Goal of the exercise: Reproduce each record exactly.

Records that describe figures
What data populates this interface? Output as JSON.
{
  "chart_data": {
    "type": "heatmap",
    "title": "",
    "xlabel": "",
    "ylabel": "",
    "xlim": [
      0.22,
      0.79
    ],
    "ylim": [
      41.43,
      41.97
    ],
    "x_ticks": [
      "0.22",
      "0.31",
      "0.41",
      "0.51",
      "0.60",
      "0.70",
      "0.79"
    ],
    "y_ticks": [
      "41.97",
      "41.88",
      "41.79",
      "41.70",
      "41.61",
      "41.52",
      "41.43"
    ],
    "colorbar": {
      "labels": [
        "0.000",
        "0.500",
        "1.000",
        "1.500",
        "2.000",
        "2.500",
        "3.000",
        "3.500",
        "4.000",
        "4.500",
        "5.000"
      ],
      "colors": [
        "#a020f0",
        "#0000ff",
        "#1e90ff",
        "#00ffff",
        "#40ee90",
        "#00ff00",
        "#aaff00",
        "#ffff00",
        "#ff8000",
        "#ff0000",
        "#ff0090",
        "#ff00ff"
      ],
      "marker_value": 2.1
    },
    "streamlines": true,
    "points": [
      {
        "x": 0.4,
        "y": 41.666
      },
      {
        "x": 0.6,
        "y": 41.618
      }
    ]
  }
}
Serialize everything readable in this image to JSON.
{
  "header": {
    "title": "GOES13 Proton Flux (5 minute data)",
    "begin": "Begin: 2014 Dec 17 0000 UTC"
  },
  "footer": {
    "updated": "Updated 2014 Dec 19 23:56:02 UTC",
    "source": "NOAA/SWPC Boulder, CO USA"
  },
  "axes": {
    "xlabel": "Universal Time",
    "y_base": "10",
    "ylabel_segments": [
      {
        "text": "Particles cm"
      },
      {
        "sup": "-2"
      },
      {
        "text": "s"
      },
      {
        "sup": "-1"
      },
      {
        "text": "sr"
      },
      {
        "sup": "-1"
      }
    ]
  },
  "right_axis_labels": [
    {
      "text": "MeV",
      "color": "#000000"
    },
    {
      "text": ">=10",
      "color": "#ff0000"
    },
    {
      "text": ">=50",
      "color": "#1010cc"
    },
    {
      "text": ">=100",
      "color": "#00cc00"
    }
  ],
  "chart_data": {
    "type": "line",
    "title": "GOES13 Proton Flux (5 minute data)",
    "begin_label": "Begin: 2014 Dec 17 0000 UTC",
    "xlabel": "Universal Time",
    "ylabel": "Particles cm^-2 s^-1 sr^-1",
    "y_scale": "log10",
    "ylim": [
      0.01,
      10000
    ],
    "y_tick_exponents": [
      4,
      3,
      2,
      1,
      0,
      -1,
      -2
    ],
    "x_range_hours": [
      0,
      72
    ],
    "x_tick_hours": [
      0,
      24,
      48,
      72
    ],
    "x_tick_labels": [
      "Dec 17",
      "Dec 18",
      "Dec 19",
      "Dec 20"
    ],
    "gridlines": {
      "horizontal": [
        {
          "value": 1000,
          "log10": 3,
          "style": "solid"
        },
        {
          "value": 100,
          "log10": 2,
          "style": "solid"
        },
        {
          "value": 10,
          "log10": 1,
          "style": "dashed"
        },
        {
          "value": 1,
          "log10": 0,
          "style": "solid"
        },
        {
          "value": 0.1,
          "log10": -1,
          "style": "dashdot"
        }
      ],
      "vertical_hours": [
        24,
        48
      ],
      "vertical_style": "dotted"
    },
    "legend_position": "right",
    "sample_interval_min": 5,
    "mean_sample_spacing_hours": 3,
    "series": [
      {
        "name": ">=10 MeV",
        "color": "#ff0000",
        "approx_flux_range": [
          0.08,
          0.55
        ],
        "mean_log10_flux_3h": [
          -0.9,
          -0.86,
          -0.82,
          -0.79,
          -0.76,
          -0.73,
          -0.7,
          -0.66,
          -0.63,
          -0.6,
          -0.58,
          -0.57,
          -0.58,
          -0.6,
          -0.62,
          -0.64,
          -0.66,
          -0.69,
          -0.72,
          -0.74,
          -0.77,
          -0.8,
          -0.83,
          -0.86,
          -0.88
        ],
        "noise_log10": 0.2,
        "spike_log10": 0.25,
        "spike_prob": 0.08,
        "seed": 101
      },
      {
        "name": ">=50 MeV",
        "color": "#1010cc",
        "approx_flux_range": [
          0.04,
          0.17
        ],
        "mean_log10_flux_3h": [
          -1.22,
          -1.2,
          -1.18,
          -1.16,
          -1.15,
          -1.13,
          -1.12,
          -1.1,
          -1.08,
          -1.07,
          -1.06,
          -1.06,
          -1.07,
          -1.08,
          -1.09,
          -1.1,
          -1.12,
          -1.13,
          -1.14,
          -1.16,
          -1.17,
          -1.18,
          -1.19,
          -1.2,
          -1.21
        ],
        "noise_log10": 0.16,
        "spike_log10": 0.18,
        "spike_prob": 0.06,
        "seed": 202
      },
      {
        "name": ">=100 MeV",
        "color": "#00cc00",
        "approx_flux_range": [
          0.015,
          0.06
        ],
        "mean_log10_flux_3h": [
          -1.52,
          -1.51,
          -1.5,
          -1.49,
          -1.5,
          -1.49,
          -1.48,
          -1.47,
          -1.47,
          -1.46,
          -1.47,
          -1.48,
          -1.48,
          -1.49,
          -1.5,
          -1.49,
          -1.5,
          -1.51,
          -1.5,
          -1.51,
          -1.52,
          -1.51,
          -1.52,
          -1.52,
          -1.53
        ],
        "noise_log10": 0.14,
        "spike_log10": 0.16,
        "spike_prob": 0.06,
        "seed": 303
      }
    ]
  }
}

Written solution:
What data populates this interface? Output as JSON.
{
  "chart_data": {
    "type": "heatmap",
    "title": "",
    "xlabel": "",
    "ylabel": "",
    "xlim": [
      0.22,
      0.79
    ],
    "ylim": [
      41.43,
      41.97
    ],
    "x_ticks": [
      "0.22",
      "0.31",
      "0.41",
      "0.51",
      "0.60",
      "0.70",
      "0.79"
    ],
    "y_ticks": [
      "41.97",
      "41.88",
      "41.79",
      "41.70",
      "41.61",
      "41.52",
      "41.43"
    ],
    "colorbar": {
      "labels": [
        "0.000",
        "0.500",
        "1.000",
        "1.500",
        "2.000",
        "2.500",
        "3.000",
        "3.500",
        "4.000",
        "4.500",
        "5.000"
      ],
      "colors": [
        "#a020f0",
        "#0000ff",
        "#1e90ff",
        "#00ffff",
        "#40ee90",
        "#00ff00",
        "#aaff00",
        "#ffff00",
        "#ff8000",
        "#ff0000",
        "#ff0090",
        "#ff00ff"
      ],
      "marker_value": 2.1
    },
    "streamlines": true,
    "points": [
      {
        "x": 0.4,
        "y": 41.666
      },
      {
        "x": 0.6,
        "y": 41.618
      }
    ]
  }
}
Serialize everything readable in this image to JSON.
{
  "header": {
    "title": "GOES13 Proton Flux (5 minute data)",
    "begin": "Begin: 2014 Dec 17 0000 UTC"
  },
  "footer": {
    "updated": "Updated 2014 Dec 19 23:56:02 UTC",
    "source": "NOAA/SWPC Boulder, CO USA"
  },
  "axes": {
    "xlabel": "Universal Time",
    "y_base": "10",
    "ylabel_segments": [
      {
        "text": "Particles cm"
      },
      {
        "sup": "-2"
      },
      {
        "text": "s"
      },
      {
        "sup": "-1"
      },
      {
        "text": "sr"
      },
      {
        "sup": "-1"
      }
    ]
  },
  "right_axis_labels": [
    {
      "text": "MeV",
      "color": "#000000"
    },
    {
      "text": ">=10",
      "color": "#ff0000"
    },
    {
      "text": ">=50",
      "color": "#1010cc"
    },
    {
      "text": ">=100",
      "color": "#00cc00"
    }
  ],
  "chart_data": {
    "type": "line",
    "title": "GOES13 Proton Flux (5 minute data)",
    "begin_label": "Begin: 2014 Dec 17 0000 UTC",
    "xlabel": "Universal Time",
    "ylabel": "Particles cm^-2 s^-1 sr^-1",
    "y_scale": "log10",
    "ylim": [
      0.01,
      10000
    ],
    "y_tick_exponents": [
      4,
      3,
      2,
      1,
      0,
      -1,
      -2
    ],
    "x_range_hours": [
      0,
      72
    ],
    "x_tick_hours": [
      0,
      24,
      48,
      72
    ],
    "x_tick_labels": [
      "Dec 17",
      "Dec 18",
      "Dec 19",
      "Dec 20"
    ],
    "gridlines": {
      "horizontal": [
        {
          "value": 1000,
          "log10": 3,
          "style": "solid"
        },
        {
          "value": 100,
          "log10": 2,
          "style": "solid"
        },
        {
          "value": 10,
          "log10": 1,
          "style": "dashed"
        },
        {
          "value": 1,
          "log10": 0,
          "style": "solid"
        },
        {
          "value": 0.1,
          "log10": -1,
          "style": "dashdot"
        }
      ],
      "vertical_hours": [
        24,
        48
      ],
      "vertical_style": "dotted"
    },
    "legend_position": "right",
    "sample_interval_min": 5,
    "mean_sample_spacing_hours": 3,
    "series": [
      {
        "name": ">=10 MeV",
        "color": "#ff0000",
        "approx_flux_range": [
          0.08,
          0.55
        ],
        "mean_log10_flux_3h": [
          -0.9,
          -0.86,
          -0.82,
          -0.79,
          -0.76,
          -0.73,
          -0.7,
          -0.66,
          -0.63,
          -0.6,
          -0.58,
          -0.57,
          -0.58,
          -0.6,
          -0.62,
          -0.64,
          -0.66,
          -0.69,
          -0.72,
          -0.74,
          -0.77,
          -0.8,
          -0.83,
          -0.86,
          -0.88
        ],
        "noise_log10": 0.2,
        "spike_log10": 0.25,
        "spike_prob": 0.08,
        "seed": 101
      },
      {
        "name": ">=50 MeV",
        "color": "#1010cc",
        "approx_flux_range": [
          0.04,
          0.17
        ],
        "mean_log10_flux_3h": [
          -1.22,
          -1.2,
          -1.18,
          -1.16,
          -1.15,
          -1.13,
          -1.12,
          -1.1,
          -1.08,
          -1.07,
          -1.06,
          -1.06,
          -1.07,
          -1.08,
          -1.09,
          -1.1,
          -1.12,
          -1.13,
          -1.14,
          -1.16,
          -1.17,
          -1.18,
          -1.19,
          -1.2,
          -1.21
        ],
        "noise_log10": 0.16,
        "spike_log10": 0.18,
        "spike_prob": 0.06,
        "seed": 202
      },
      {
        "name": ">=100 MeV",
        "color": "#00cc00",
        "approx_flux_range": [
          0.015,
          0.06
        ],
        "mean_log10_flux_3h": [
          -1.52,
          -1.51,
          -1.5,
          -1.49,
          -1.5,
          -1.49,
          -1.48,
          -1.47,
          -1.47,
          -1.46,
          -1.47,
          -1.48,
          -1.48,
          -1.49,
          -1.5,
          -1.49,
          -1.5,
          -1.51,
          -1.5,
          -1.51,
          -1.52,
          -1.51,
          -1.52,
          -1.52,
          -1.53
        ],
        "noise_log10": 0.14,
        "spike_log10": 0.16,
        "spike_prob": 0.06,
        "seed": 303
      }
    ]
  }
}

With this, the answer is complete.